**Stated exercise**
From the entries below, copy every line holding the word "screenshot".
══ Stored records
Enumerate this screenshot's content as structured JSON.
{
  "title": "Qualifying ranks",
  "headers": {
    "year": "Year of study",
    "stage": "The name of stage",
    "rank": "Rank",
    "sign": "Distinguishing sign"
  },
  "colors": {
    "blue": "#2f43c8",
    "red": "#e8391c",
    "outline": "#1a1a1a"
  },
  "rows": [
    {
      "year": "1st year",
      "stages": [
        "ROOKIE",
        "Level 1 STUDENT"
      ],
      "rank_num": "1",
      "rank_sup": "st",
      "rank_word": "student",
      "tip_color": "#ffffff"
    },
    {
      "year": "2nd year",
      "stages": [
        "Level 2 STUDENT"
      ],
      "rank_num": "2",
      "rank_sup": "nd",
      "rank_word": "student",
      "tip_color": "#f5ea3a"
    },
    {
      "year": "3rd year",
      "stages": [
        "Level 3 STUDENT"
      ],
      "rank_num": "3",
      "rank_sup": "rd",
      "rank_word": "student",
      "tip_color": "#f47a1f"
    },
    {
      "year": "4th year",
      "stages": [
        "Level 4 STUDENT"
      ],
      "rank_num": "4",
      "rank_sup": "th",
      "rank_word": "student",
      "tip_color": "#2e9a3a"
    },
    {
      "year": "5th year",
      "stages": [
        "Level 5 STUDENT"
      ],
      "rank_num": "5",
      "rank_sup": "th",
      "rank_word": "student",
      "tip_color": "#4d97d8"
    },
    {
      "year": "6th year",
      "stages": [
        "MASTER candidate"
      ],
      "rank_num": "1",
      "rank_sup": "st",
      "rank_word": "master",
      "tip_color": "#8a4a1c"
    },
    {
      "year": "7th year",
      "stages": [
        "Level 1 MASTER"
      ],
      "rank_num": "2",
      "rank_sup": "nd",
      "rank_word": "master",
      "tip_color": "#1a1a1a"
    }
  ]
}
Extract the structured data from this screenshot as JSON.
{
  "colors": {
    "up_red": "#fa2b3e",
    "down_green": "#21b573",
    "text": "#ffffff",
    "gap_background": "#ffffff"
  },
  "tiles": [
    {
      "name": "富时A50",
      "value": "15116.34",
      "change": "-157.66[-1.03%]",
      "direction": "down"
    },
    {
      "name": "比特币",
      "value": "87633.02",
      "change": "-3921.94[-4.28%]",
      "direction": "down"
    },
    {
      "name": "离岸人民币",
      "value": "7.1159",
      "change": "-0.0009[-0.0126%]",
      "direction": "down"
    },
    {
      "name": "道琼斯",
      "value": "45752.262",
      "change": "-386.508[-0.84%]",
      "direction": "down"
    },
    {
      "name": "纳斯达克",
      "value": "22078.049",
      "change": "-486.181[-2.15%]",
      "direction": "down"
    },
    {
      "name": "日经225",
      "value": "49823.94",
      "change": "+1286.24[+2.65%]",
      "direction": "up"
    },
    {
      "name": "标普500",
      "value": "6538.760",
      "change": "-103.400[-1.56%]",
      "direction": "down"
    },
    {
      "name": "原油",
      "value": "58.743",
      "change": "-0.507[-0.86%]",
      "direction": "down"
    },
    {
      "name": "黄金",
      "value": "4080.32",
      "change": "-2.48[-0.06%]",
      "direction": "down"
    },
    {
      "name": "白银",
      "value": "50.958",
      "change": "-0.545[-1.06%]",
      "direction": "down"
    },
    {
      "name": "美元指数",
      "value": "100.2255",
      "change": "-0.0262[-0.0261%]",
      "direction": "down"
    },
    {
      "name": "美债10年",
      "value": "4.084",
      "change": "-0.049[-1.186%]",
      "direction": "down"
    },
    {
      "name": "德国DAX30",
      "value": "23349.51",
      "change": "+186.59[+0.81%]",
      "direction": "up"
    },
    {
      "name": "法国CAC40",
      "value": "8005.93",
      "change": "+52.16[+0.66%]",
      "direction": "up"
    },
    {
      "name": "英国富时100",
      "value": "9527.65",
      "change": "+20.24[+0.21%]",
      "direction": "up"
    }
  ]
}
════
**Output for this exercise**
Enumerate this screenshot's content as structured JSON.
Extract the structured data from this screenshot as JSON.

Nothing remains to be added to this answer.